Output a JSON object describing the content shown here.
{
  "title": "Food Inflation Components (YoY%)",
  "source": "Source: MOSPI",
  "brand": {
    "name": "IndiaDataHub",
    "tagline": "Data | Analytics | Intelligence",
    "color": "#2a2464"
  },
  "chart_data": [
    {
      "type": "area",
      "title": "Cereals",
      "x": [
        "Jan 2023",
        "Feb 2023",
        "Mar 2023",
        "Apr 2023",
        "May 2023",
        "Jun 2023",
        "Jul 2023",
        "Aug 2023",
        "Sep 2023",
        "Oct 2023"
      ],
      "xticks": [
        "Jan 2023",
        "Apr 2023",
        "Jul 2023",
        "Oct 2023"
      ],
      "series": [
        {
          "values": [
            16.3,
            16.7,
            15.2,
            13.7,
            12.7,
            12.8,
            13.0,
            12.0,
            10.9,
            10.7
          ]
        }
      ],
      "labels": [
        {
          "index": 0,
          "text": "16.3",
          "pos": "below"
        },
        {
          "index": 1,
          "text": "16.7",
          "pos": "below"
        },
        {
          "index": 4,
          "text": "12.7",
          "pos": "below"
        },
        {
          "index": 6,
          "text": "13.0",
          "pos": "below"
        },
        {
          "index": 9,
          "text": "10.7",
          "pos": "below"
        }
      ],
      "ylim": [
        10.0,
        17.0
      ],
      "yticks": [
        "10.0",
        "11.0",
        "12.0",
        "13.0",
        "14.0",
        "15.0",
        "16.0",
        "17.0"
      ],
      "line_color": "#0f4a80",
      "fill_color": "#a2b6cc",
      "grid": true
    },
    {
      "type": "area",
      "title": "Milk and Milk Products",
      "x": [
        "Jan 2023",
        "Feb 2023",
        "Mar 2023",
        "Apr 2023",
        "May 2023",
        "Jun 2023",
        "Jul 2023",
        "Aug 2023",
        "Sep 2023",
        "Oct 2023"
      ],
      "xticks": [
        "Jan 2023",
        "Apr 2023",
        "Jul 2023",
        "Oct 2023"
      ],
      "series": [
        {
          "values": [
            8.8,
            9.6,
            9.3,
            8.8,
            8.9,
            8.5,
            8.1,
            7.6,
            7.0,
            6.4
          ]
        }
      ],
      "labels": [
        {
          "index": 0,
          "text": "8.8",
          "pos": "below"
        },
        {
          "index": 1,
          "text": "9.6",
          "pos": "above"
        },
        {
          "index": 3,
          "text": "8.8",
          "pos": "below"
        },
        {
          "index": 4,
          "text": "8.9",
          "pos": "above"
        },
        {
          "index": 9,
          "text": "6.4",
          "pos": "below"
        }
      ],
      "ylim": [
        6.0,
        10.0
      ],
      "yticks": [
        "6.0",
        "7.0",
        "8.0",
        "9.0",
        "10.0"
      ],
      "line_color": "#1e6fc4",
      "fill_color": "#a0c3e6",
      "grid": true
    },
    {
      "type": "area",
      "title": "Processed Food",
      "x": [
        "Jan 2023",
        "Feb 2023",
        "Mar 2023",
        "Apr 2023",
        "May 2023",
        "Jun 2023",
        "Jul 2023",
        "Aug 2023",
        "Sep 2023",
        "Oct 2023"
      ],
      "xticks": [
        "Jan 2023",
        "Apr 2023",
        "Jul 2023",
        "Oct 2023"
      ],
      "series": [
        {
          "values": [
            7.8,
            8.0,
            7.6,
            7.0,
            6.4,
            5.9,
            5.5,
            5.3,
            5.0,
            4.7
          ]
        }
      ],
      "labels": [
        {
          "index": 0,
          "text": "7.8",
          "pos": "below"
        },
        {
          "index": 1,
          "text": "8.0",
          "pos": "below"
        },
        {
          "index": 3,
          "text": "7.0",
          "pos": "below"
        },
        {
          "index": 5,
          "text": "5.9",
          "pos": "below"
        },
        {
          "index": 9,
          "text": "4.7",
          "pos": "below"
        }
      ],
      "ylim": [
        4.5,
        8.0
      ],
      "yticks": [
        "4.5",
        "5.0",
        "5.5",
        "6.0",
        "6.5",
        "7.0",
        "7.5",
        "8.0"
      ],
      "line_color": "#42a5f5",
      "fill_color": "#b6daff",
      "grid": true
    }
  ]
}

__________

= SHORT PROBLEM =
Pick out, from the lines above, every one that contains the string "Food".

= ANSWER TO THIS EXERCISE =
  "title": "Food Inflation Components (YoY%)",
      "title": "Processed Food",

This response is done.